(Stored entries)
- - -
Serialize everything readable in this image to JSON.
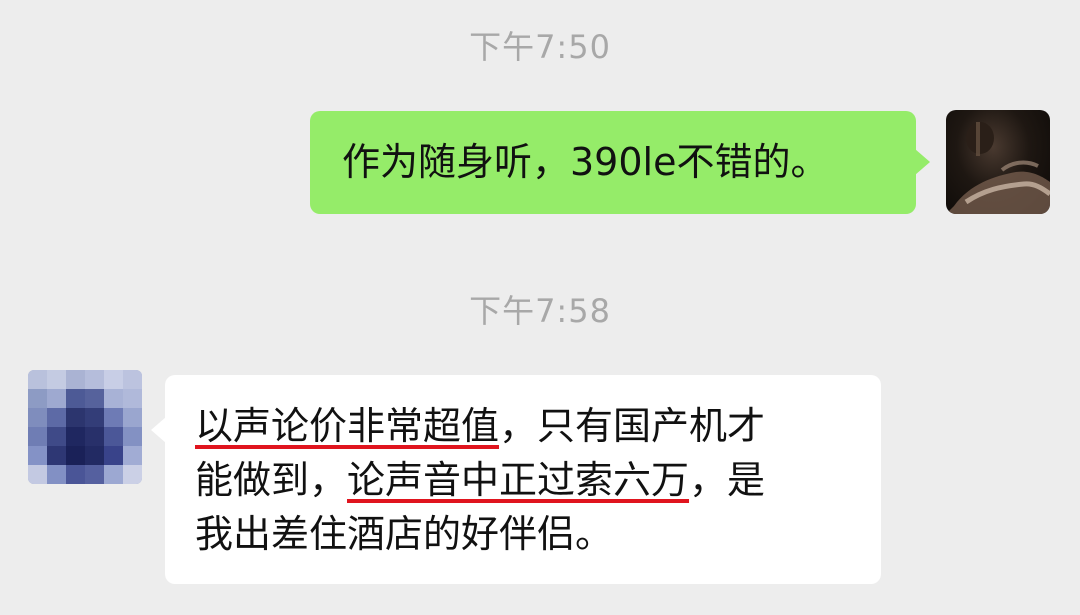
{
  "messages": [
    {
      "timestamp": "下午7:50",
      "sender": "self",
      "text": "作为随身听，390le不错的。"
    },
    {
      "timestamp": "下午7:58",
      "sender": "other",
      "segments": {
        "l1_under": "以声论价非常超值",
        "l1_rest": "，只有国产机才",
        "l2_pre": "能做到，",
        "l2_under": "论声音中正过索六万",
        "l2_rest": "，是",
        "l3": "我出差住酒店的好伴侣。"
      }
    }
  ],
  "colors": {
    "background": "#ededed",
    "self_bubble": "#95ec69",
    "other_bubble": "#ffffff",
    "timestamp": "#a8a8a8",
    "underline": "#e0141e"
  }
}
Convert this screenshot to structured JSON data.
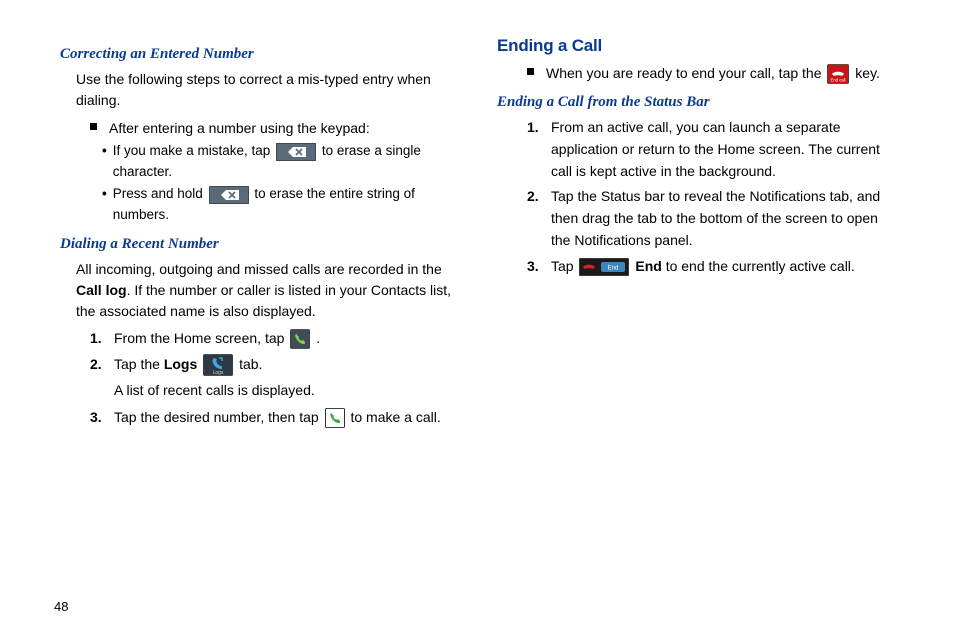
{
  "pageNumber": "48",
  "left": {
    "sub1": {
      "heading": "Correcting an Entered Number",
      "intro": "Use the following steps to correct a mis-typed entry when dialing.",
      "bullet": "After entering a number using the keypad:",
      "sb1a": "If you make a mistake, tap ",
      "sb1b": " to erase a single character.",
      "sb2a": "Press and hold ",
      "sb2b": " to erase the entire string of numbers."
    },
    "sub2": {
      "heading": "Dialing a Recent Number",
      "intro1": "All incoming, outgoing and missed calls are recorded in the ",
      "intro1bold": "Call log",
      "intro1b": ". If the number or caller is listed in your Contacts list, the associated name is also displayed.",
      "s1n": "1.",
      "s1a": "From the Home screen, tap ",
      "s1b": ".",
      "s2n": "2.",
      "s2a": "Tap the ",
      "s2bold": "Logs",
      "s2b": " ",
      "s2c": " tab.",
      "s2after": "A list of recent calls is displayed.",
      "s3n": "3.",
      "s3a": "Tap the desired number, then tap ",
      "s3b": " to make a call."
    }
  },
  "right": {
    "heading": "Ending a Call",
    "bullet_a": "When you are ready to end your call, tap the ",
    "bullet_b": " key.",
    "sub1": {
      "heading": "Ending a Call from the Status Bar",
      "s1n": "1.",
      "s1": "From an active call, you can launch a separate application or return to the Home screen. The current call is kept active in the background.",
      "s2n": "2.",
      "s2": "Tap the Status bar to reveal the Notifications tab, and then drag the tab to the bottom of the screen to open the Notifications panel.",
      "s3n": "3.",
      "s3a": "Tap ",
      "s3b": " ",
      "s3bold": "End",
      "s3c": " to end the currently active call."
    }
  }
}
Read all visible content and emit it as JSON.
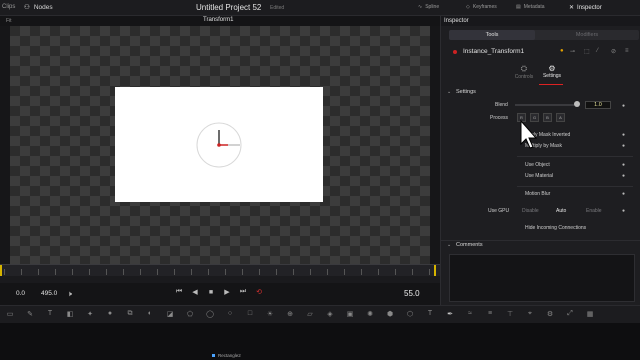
{
  "topbar": {
    "clips_label": "Clips",
    "nodes_label": "Nodes",
    "project_title": "Untitled Project 52",
    "edited_label": "Edited",
    "right_tabs": [
      {
        "label": "Spline"
      },
      {
        "label": "Keyframes"
      },
      {
        "label": "Metadata"
      },
      {
        "label": "Inspector"
      }
    ]
  },
  "viewer": {
    "fit_label": "Fit",
    "title": "Transform1"
  },
  "transport": {
    "current_time": "0.0",
    "end_field": "495.0",
    "end_time": "55.0"
  },
  "inspector": {
    "header": "Inspector",
    "tab_tools": "Tools",
    "tab_modifiers": "Modifiers",
    "tool_name": "Instance_Transform1",
    "sub_tabs": {
      "controls": "Controls",
      "settings": "Settings"
    },
    "section_settings": "Settings",
    "blend_label": "Blend",
    "blend_value": "1.0",
    "blend_level": 1.0,
    "process_label": "Process",
    "process_channels": [
      "R",
      "G",
      "B",
      "A"
    ],
    "options": {
      "apply_mask_inverted": "Apply Mask Inverted",
      "multiply_by_mask": "Multiply by Mask",
      "use_object": "Use Object",
      "use_material": "Use Material",
      "motion_blur": "Motion Blur"
    },
    "use_gpu_label": "Use GPU",
    "use_gpu_options": [
      "Disable",
      "Auto",
      "Enable"
    ],
    "use_gpu_selected": "Auto",
    "hide_incoming": "Hide Incoming Connections",
    "section_comments": "Comments"
  },
  "nodes": {
    "node_label": "Rectangle2"
  },
  "colors": {
    "accent_red": "#d22222",
    "highlight_orange": "#e2a000",
    "value_yellow": "#e7e49a",
    "playhead_yellow": "#d6b400"
  }
}
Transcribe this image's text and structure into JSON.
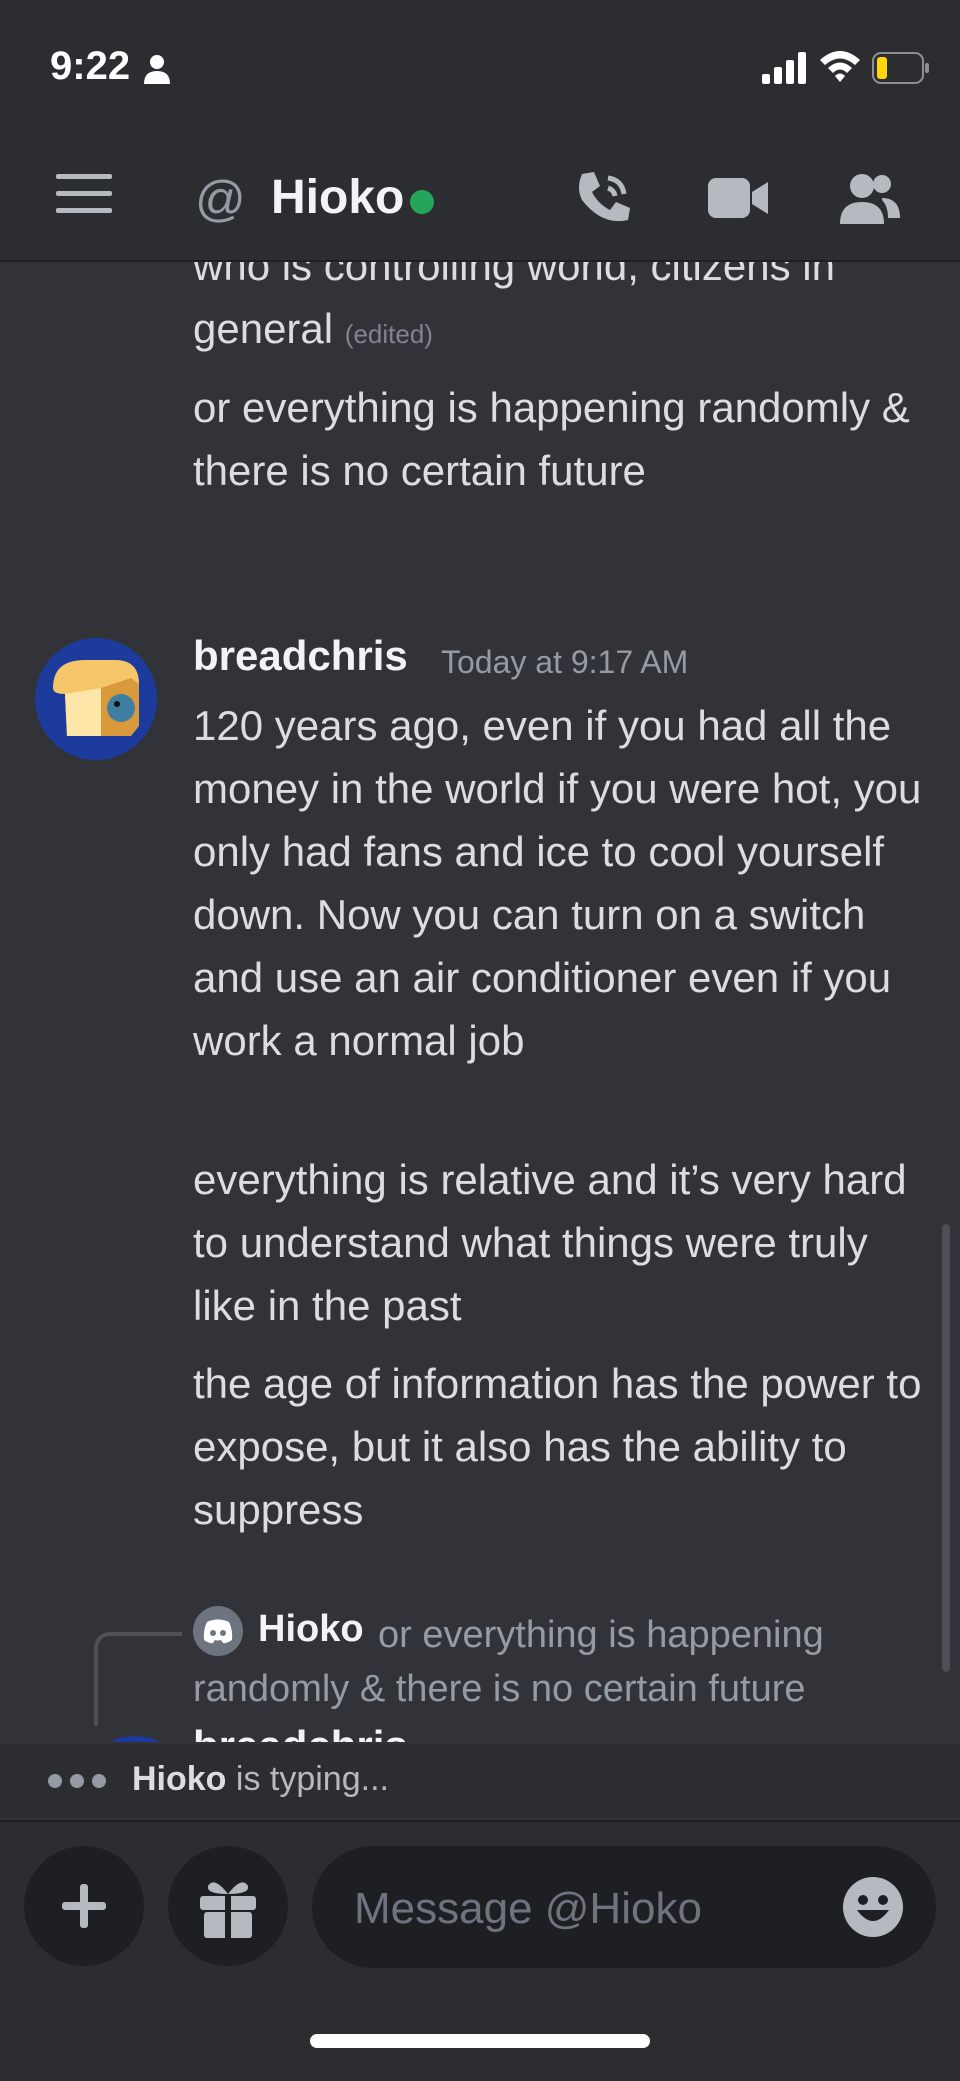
{
  "status": {
    "time": "9:22"
  },
  "header": {
    "title": "Hioko"
  },
  "messages": {
    "top_lines": [
      "who is controlling world, citizens in",
      "general"
    ],
    "edited_label": "(edited)",
    "top_message_2": "or everything is happening randomly & there is no certain future",
    "author": "breadchris",
    "timestamp": "Today at 9:17 AM",
    "body_1": "120 years ago, even if you had all the money in the world if you were hot, you only had fans and ice to cool yourself down. Now you can turn on a switch and use an air conditioner even if you work a normal job",
    "body_2": "everything is relative and it’s very hard to understand what things were truly like in the past",
    "body_3": "the age of information has the power to expose, but it also has the ability to suppress"
  },
  "reply": {
    "author": "Hioko",
    "text": "or everything is happening randomly & there is no certain future"
  },
  "next_message": {
    "author": "breadchris"
  },
  "typing": {
    "name": "Hioko",
    "suffix": " is typing..."
  },
  "composer": {
    "placeholder": "Message @Hioko"
  },
  "colors": {
    "online": "#23a55a",
    "background": "#313338",
    "header": "#2b2d31"
  }
}
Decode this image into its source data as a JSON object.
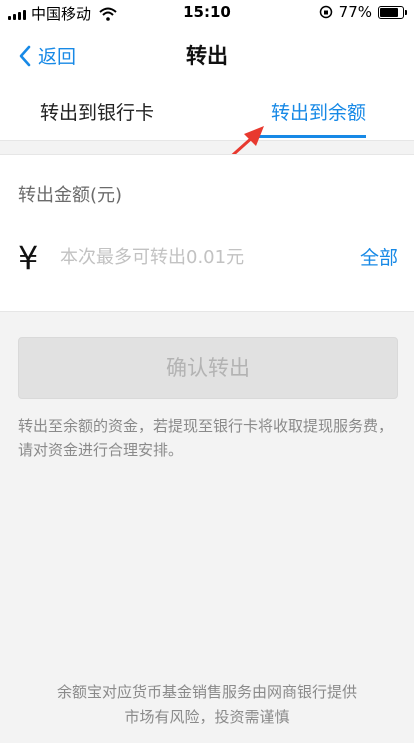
{
  "status_bar": {
    "carrier": "中国移动",
    "time": "15:10",
    "battery": "77%",
    "battery_level": 0.77
  },
  "nav": {
    "back_label": "返回",
    "title": "转出"
  },
  "tabs": [
    {
      "label": "转出到银行卡"
    },
    {
      "label": "转出到余额"
    }
  ],
  "form": {
    "amount_label": "转出金额(元)",
    "currency_symbol": "¥",
    "amount_placeholder": "本次最多可转出0.01元",
    "all_label": "全部"
  },
  "confirm_button": {
    "label": "确认转出"
  },
  "notice": "转出至余额的资金，若提现至银行卡将收取提现服务费，请对资金进行合理安排。",
  "footer": {
    "line1": "余额宝对应货币基金销售服务由网商银行提供",
    "line2": "市场有风险，投资需谨慎"
  },
  "colors": {
    "accent": "#1789e6",
    "annotation_arrow": "#e8392f"
  }
}
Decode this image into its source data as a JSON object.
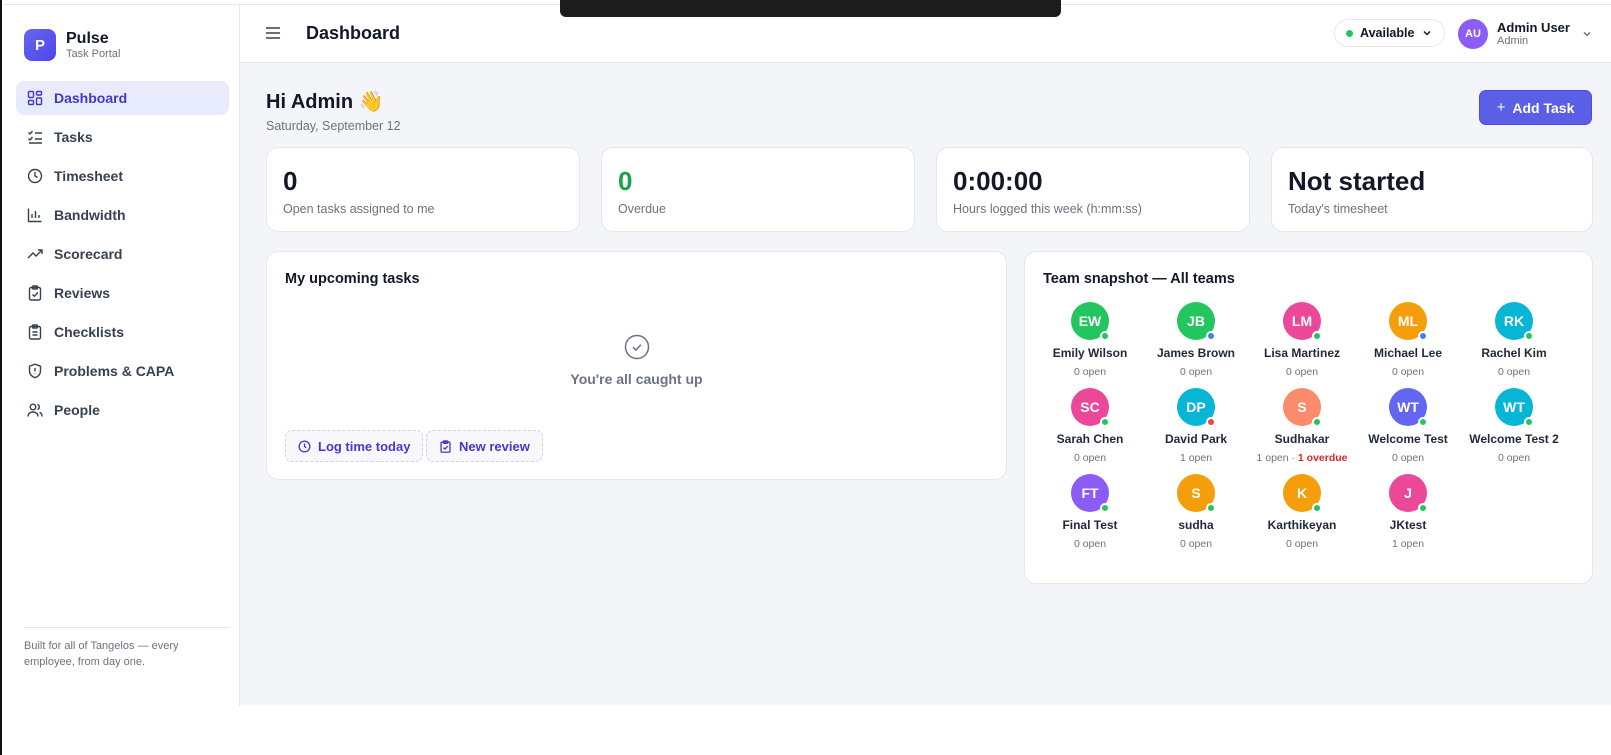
- - -
— WRITTEN INSTRUCTION —
Each line holding "everything" must be found and copied.

— RIGHT ANSWER —
Serialize everything readable in this image to JSON.
    "top_message_2": "or everything is happening randomly & there is no certain future",
    "body_2": "everything is relative and it’s very hard to understand what things were truly like in the past",
    "text": "or everything is happening randomly & there is no certain future"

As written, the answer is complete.